• **Selected text**:
- - - -
The second round of
Arcana sales was held yesterday at Christie's London. The sale realized £2,281,225, with 54 of 65 lots selling. The first edition of Mark Catesby's
Natural History of the Carolinas &c. was the top seller, making £241,250; Theodor de Bry's
Florilegium renovatum et auctum (1641)
with contemporary hand coloring sold for £181,250. Seven other lots made more than £100,000, including the very lovely uncut, unrestored copy of Johnson's
Dictionary (1755), which made £157,250 (well over estimates). The copy of
Brant's edition of Aesop (1501) with a great provenance also did better than expected, making £139,250.
Today Sotheby's London hosted the
The Library of an English Bibliophile, in 149 lots. Full results are
here; the sale realized £3,160,275, with 120 of the lots selling. The presentation copy of Dickens'
A Christmas Carol to his close friend W.C. Macready was, as expected, the top seller, at £181,250. A first edition of
Wuthering Heights surpassed estimates, selling for £163,250. The Hogan-Doheny copy of Austen's
Pride and Prejudice fetched £139,250 (better than expected), and the first edition of
Shakespeare's collected poems (1640) made £133,250.
- - - -
• **Data for review**:
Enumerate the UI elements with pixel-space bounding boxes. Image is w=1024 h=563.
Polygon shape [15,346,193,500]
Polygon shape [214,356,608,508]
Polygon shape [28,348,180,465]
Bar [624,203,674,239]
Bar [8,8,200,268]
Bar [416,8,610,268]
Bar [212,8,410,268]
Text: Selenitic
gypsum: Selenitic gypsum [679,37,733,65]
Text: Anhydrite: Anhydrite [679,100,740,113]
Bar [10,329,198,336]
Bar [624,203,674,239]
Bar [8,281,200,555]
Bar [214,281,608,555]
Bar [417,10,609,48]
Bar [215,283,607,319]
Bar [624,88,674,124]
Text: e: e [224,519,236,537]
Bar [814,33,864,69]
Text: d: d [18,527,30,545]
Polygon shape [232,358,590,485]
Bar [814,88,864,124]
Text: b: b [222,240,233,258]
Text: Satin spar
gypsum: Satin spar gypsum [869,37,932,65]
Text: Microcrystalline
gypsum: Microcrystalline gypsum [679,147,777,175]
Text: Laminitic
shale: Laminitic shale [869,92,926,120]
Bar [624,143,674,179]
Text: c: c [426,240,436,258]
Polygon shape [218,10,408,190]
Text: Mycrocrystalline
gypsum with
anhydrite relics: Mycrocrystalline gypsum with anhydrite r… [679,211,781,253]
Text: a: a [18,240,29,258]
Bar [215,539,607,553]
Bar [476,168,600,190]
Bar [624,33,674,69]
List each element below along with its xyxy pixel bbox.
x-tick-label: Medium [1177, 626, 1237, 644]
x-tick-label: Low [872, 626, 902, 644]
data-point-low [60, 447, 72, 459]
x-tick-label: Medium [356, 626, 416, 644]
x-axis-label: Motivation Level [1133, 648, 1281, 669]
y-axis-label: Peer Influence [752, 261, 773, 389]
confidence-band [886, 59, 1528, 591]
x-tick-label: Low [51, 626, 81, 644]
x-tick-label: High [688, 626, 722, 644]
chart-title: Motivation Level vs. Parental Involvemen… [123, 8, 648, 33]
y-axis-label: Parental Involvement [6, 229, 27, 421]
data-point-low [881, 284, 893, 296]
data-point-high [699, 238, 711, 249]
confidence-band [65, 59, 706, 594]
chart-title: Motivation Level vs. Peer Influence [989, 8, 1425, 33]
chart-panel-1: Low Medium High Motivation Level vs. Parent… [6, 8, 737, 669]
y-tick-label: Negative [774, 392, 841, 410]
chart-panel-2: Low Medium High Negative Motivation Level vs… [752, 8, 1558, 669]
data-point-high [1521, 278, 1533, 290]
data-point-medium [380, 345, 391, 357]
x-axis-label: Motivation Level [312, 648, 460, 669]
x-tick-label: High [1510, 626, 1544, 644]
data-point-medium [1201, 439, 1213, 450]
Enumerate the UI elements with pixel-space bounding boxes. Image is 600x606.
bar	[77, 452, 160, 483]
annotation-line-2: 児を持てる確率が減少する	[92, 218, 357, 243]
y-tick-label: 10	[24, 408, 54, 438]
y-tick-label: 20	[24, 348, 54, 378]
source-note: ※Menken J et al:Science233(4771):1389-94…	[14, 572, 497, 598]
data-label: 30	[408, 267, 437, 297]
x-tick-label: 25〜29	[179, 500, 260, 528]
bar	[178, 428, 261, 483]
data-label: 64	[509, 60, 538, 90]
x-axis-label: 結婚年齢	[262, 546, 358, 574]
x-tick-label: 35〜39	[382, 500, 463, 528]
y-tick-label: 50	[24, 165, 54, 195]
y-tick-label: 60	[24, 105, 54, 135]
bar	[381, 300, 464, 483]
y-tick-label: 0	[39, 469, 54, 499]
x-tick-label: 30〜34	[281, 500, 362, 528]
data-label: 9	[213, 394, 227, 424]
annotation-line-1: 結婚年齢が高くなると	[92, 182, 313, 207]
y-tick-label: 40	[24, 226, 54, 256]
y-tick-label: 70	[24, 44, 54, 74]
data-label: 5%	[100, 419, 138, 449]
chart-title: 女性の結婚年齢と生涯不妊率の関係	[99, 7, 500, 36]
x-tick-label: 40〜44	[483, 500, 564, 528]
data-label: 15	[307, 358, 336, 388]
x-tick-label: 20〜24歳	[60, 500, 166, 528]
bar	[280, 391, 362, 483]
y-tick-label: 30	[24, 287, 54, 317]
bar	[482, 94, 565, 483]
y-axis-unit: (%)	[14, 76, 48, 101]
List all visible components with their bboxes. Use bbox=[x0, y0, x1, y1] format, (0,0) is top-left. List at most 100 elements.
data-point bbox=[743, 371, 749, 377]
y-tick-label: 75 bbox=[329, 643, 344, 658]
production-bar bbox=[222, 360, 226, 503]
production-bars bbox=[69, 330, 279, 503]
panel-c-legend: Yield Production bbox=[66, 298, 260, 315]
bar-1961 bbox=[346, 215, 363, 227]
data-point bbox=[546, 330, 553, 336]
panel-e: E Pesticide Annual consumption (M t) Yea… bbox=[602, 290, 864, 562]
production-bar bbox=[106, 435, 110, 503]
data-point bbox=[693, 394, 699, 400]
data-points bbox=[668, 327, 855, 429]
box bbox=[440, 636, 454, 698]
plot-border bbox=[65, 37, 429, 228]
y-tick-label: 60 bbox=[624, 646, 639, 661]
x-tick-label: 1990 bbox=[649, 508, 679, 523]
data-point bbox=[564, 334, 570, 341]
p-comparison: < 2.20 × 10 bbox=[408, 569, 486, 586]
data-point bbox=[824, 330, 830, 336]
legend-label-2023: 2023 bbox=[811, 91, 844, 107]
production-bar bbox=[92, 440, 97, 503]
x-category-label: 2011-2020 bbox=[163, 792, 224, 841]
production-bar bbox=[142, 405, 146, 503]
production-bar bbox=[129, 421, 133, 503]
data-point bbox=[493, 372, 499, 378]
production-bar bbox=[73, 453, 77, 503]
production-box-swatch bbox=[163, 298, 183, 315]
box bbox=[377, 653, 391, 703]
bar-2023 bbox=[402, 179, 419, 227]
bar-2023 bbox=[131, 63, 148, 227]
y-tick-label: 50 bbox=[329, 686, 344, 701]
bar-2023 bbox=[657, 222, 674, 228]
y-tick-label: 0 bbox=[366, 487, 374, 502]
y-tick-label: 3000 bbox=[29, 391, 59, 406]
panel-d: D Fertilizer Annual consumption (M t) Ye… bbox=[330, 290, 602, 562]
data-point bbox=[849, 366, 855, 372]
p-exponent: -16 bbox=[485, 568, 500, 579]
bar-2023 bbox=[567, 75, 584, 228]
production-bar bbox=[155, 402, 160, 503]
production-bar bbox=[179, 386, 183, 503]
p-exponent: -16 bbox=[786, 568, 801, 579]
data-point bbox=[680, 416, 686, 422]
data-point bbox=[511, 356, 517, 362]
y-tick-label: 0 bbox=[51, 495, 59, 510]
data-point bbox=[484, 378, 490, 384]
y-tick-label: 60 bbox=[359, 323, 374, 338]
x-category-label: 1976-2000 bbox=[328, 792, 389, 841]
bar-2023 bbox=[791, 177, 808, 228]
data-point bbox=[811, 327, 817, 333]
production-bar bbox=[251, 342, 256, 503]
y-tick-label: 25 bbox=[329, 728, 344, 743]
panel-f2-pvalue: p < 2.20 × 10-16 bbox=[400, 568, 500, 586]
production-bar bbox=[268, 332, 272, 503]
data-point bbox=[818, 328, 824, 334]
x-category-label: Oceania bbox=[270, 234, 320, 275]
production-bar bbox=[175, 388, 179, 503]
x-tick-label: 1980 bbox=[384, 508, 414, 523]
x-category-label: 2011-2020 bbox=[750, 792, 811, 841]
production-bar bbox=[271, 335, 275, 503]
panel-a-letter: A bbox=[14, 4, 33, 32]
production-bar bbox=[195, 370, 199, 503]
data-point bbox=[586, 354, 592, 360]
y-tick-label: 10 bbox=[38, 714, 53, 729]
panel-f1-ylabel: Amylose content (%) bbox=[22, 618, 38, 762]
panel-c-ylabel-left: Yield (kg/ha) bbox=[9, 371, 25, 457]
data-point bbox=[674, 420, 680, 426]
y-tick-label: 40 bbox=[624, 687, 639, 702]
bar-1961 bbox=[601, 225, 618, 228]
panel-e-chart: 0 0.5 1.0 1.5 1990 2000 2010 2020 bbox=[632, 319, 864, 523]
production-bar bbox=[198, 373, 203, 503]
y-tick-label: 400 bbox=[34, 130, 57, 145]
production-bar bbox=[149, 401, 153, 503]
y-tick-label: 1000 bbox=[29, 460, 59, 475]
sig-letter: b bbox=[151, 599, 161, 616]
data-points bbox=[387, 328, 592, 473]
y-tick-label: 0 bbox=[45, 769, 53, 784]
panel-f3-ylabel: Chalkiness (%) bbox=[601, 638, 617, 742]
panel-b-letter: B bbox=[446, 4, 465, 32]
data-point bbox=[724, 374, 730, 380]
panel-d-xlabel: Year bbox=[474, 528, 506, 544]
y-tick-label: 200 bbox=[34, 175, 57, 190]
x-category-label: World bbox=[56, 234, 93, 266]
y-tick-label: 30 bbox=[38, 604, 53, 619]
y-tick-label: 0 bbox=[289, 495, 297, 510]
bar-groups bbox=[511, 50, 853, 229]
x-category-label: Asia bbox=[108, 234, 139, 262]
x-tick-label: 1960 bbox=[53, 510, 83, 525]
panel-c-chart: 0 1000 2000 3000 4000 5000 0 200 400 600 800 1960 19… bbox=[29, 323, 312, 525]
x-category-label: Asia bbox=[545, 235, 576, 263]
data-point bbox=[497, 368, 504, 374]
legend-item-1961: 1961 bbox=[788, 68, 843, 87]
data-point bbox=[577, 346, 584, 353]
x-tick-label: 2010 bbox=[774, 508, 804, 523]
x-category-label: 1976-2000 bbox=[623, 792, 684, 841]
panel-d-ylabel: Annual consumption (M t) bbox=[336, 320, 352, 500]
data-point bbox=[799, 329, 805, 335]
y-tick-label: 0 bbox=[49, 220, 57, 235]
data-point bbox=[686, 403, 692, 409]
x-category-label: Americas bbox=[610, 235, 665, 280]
- - - -
• **Required action A**: According to the auction report, what price did the first edition of Mark Catesby's Natural History of the Carolinas &c. fetch at Christie's?
• **Required action B**: Drawing only on the auction report, explain in one to three sentences what it says about the copy of A Christmas Carol that led the Sotheby's sale.
• **Required action C**: Continue the auction report from its final sentence.

• **Response area A**: £241,250

• **Response area B**: It was Dickens' presentation copy to his close friend W.C. Macready. As expected, it was the top seller in The Library of an English Bibliophile sale at £181,250.

• **Response area C**:
An inscribed copy in original wraps of Joyce's
Ulysses made £121,1250, while a first edition of Darwin's
Origin sold for £127,250, a first edition
Frankenstein made £115,250, and a
Kelmscott Chaucer made £97,250. Galileo's
Dialogo (1632) better than doubled its estimate at £91,250.
The set of all five editions of
The Compleat Angler published during Walton's lifetime did not find a buyer.